DIRECTION
Please copy every line of the records below that holds the word "wheat".

EXERCISE INPUTS
>>>>>
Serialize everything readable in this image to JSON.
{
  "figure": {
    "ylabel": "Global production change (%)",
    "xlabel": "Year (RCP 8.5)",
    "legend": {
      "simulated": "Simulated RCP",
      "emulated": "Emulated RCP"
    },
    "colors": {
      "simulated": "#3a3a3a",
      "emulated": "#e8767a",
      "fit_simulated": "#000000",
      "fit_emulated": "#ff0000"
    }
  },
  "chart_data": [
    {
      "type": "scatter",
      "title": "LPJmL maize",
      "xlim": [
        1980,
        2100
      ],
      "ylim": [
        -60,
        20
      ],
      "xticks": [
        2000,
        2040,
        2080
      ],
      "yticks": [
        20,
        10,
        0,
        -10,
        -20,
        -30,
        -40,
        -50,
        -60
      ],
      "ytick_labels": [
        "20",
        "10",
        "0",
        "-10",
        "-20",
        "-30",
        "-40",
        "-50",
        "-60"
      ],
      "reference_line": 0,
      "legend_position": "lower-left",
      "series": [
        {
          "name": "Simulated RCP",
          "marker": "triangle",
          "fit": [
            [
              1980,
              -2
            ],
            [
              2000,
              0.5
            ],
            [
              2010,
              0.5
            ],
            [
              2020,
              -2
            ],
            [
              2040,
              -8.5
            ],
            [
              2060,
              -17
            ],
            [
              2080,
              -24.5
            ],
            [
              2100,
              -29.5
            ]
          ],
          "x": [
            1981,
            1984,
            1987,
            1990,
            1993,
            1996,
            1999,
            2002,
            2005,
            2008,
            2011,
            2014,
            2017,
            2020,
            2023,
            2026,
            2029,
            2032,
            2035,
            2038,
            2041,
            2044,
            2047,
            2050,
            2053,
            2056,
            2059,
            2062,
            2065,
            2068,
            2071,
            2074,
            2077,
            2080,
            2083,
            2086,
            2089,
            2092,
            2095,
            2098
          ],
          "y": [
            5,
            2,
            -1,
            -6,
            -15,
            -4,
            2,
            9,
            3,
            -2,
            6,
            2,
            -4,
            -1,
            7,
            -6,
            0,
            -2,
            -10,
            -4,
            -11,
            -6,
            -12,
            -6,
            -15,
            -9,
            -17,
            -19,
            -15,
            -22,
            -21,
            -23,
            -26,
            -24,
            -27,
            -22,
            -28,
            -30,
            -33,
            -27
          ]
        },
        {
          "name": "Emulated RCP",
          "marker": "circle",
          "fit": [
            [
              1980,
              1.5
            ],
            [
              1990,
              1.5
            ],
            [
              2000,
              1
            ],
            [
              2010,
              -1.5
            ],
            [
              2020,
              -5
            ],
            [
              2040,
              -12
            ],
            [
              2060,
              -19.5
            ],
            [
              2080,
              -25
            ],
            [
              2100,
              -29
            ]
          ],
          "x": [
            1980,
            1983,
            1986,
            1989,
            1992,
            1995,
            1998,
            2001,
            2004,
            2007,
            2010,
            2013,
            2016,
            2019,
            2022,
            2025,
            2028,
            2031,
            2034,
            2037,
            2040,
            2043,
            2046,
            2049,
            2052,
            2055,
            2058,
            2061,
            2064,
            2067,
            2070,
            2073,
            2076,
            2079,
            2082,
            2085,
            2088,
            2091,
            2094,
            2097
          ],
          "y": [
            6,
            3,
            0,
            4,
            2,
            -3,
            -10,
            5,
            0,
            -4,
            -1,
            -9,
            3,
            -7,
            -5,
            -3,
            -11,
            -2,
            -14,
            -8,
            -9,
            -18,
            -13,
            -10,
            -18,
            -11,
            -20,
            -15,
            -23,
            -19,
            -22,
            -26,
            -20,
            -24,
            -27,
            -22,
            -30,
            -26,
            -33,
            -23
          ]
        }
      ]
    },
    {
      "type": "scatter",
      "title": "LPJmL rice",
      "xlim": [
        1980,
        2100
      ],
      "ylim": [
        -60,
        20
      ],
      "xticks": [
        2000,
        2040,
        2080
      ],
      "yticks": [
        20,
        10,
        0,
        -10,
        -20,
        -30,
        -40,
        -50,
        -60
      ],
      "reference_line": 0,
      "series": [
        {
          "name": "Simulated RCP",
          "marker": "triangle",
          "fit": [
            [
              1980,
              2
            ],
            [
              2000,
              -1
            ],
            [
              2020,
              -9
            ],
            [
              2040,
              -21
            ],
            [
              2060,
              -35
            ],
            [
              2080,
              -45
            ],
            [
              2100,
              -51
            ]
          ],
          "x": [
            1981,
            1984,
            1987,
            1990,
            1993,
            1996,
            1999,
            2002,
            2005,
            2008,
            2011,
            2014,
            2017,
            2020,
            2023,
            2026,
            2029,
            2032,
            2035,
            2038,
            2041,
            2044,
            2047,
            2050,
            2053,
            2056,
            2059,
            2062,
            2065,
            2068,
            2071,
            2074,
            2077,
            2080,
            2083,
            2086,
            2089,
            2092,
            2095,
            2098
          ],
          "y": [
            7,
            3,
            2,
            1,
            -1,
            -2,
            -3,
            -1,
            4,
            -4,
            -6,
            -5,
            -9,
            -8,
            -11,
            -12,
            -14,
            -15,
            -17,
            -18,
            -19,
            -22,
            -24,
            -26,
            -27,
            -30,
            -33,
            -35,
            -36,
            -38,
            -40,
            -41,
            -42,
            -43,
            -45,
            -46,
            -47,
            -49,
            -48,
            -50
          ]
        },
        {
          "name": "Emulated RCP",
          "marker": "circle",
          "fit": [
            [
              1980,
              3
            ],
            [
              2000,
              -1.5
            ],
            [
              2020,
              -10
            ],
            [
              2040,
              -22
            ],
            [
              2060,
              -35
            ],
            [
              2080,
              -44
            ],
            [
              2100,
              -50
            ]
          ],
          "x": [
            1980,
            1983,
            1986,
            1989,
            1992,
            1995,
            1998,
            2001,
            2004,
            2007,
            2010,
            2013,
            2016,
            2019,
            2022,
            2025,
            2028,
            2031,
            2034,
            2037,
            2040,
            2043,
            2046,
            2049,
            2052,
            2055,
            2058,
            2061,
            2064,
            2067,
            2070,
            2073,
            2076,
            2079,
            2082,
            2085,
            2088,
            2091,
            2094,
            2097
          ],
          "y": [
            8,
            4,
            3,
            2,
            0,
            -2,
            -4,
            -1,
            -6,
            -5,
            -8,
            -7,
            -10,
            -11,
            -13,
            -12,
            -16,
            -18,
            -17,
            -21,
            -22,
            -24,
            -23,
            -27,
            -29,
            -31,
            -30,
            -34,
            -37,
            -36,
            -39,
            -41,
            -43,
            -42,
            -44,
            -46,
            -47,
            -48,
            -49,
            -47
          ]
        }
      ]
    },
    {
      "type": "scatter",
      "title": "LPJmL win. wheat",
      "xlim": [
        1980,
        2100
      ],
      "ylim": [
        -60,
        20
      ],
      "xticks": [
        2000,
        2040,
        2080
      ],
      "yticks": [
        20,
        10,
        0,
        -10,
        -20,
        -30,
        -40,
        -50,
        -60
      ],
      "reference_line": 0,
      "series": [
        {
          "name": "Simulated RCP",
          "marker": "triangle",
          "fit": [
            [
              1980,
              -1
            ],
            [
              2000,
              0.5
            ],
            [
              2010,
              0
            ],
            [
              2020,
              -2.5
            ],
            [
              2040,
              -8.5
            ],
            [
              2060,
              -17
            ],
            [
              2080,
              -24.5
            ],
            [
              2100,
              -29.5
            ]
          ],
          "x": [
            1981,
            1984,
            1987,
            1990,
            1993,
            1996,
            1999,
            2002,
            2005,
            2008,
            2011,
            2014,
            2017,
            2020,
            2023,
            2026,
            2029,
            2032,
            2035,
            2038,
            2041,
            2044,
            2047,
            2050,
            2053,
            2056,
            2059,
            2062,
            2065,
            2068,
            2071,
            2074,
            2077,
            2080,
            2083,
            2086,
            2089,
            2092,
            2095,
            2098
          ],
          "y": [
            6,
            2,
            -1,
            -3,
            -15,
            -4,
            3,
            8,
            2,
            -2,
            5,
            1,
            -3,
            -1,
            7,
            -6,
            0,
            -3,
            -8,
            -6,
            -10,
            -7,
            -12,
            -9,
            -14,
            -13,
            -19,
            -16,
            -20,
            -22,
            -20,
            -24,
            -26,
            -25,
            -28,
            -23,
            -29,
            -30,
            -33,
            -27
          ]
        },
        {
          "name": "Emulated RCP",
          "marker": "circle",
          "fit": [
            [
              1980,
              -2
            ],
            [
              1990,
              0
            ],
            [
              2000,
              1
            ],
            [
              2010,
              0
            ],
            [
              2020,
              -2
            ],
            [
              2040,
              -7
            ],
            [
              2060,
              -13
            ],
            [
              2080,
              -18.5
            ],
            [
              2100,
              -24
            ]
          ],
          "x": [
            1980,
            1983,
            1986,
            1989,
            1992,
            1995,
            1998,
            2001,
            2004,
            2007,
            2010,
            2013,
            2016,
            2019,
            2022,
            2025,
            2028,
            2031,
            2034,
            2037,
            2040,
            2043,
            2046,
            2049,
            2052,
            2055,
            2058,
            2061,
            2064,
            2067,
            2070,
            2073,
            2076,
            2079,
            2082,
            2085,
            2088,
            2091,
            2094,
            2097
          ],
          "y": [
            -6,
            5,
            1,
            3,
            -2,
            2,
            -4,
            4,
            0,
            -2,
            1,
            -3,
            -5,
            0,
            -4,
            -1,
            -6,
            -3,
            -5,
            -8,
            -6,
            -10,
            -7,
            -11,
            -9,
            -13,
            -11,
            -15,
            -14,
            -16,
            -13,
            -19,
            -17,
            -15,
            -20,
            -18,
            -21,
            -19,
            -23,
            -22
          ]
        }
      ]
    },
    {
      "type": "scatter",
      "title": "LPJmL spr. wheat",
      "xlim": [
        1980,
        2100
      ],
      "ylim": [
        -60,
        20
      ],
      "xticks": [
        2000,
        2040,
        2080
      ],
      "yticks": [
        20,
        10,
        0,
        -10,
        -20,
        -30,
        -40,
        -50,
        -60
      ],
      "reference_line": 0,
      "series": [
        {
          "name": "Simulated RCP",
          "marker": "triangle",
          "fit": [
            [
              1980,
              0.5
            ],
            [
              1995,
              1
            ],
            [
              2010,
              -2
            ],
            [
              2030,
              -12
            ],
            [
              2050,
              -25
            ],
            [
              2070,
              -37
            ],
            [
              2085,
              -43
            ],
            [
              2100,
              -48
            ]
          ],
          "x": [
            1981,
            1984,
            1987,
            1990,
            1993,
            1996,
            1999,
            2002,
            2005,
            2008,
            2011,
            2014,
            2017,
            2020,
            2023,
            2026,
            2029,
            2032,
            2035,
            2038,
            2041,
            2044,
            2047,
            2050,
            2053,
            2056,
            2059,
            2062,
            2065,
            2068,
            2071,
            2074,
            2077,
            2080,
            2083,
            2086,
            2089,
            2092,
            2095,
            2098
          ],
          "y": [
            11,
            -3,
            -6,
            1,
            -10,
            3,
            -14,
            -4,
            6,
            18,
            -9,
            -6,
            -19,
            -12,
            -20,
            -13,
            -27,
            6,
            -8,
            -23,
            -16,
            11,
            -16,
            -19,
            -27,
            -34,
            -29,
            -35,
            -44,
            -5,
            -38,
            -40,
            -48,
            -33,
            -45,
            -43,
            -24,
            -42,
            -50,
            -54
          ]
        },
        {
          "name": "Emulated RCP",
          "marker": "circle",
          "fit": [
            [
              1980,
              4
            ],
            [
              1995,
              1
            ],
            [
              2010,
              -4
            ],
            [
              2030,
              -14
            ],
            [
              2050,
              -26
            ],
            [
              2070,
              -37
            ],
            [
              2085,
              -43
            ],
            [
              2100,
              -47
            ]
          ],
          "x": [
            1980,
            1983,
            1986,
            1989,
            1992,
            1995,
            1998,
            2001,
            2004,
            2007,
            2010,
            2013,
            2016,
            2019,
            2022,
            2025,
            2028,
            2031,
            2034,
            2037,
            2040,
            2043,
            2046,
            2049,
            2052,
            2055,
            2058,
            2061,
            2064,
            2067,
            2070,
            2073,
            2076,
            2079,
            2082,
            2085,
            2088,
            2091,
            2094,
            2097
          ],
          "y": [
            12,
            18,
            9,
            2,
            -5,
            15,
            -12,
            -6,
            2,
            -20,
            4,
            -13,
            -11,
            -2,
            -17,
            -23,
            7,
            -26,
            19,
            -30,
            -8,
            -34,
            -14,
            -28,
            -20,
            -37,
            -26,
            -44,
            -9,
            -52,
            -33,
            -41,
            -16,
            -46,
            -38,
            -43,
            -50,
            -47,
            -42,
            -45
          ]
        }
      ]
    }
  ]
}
<<<<<
SOLUTION FOR THIS TASK
      "title": "LPJmL win. wheat",
      "title": "LPJmL spr. wheat",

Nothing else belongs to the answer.